Problem description: Identify each line in the records below that contains the word "this", and copy it.

Stored rows:
------------

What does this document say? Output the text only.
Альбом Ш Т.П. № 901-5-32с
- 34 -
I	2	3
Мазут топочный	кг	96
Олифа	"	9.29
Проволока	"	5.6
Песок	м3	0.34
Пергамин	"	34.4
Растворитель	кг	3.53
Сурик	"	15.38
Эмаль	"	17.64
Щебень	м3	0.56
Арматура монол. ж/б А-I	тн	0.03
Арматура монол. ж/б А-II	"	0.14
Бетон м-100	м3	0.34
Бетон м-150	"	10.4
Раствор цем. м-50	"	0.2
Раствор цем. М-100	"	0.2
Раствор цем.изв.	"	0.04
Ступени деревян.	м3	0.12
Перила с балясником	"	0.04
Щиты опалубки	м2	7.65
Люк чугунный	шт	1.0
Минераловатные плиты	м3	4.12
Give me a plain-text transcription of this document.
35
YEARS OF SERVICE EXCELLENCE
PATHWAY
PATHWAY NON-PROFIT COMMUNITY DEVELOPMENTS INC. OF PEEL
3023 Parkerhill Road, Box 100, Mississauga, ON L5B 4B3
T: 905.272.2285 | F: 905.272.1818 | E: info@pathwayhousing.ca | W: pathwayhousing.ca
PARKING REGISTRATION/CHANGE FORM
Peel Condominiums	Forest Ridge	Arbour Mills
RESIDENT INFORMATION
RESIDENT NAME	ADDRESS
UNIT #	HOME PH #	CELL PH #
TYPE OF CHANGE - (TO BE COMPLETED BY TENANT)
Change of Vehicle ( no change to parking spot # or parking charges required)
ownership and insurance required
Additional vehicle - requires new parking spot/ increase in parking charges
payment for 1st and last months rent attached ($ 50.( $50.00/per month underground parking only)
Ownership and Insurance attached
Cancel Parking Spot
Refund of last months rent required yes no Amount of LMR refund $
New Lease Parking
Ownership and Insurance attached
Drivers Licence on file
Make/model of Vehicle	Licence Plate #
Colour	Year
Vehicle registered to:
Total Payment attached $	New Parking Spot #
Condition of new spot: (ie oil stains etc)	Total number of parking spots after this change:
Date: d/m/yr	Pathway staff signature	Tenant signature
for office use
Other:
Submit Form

------------

Output below:
What does this document say? Output the text only.
Give me a plain-text transcription of this document.
Condition of new spot: (ie oil stains etc)	Total number of parking spots after this change:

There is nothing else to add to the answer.